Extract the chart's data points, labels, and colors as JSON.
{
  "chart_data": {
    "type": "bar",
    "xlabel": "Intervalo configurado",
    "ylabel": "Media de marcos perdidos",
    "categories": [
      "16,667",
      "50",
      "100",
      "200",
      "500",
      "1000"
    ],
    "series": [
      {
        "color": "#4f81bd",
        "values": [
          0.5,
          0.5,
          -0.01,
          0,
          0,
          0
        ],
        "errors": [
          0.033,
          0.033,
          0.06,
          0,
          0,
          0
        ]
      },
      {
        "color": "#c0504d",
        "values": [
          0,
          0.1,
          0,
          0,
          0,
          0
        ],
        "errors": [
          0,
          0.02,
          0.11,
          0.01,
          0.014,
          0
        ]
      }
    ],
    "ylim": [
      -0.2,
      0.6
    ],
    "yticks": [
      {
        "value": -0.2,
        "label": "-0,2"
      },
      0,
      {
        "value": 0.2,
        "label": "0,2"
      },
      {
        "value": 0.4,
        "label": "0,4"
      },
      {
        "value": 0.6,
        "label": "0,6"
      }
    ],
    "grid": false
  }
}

▸ **YOUR GOAL**
Transcribe every record above exactly as it appears.

▸ **RESPONSE TO THIS EXERCISE**
Extract the chart's data points, labels, and colors as JSON.
{
  "chart_data": {
    "type": "bar",
    "xlabel": "Intervalo configurado",
    "ylabel": "Media de marcos perdidos",
    "categories": [
      "16,667",
      "50",
      "100",
      "200",
      "500",
      "1000"
    ],
    "series": [
      {
        "color": "#4f81bd",
        "values": [
          0.5,
          0.5,
          -0.01,
          0,
          0,
          0
        ],
        "errors": [
          0.033,
          0.033,
          0.06,
          0,
          0,
          0
        ]
      },
      {
        "color": "#c0504d",
        "values": [
          0,
          0.1,
          0,
          0,
          0,
          0
        ],
        "errors": [
          0,
          0.02,
          0.11,
          0.01,
          0.014,
          0
        ]
      }
    ],
    "ylim": [
      -0.2,
      0.6
    ],
    "yticks": [
      {
        "value": -0.2,
        "label": "-0,2"
      },
      0,
      {
        "value": 0.2,
        "label": "0,2"
      },
      {
        "value": 0.4,
        "label": "0,4"
      },
      {
        "value": 0.6,
        "label": "0,6"
      }
    ],
    "grid": false
  }
}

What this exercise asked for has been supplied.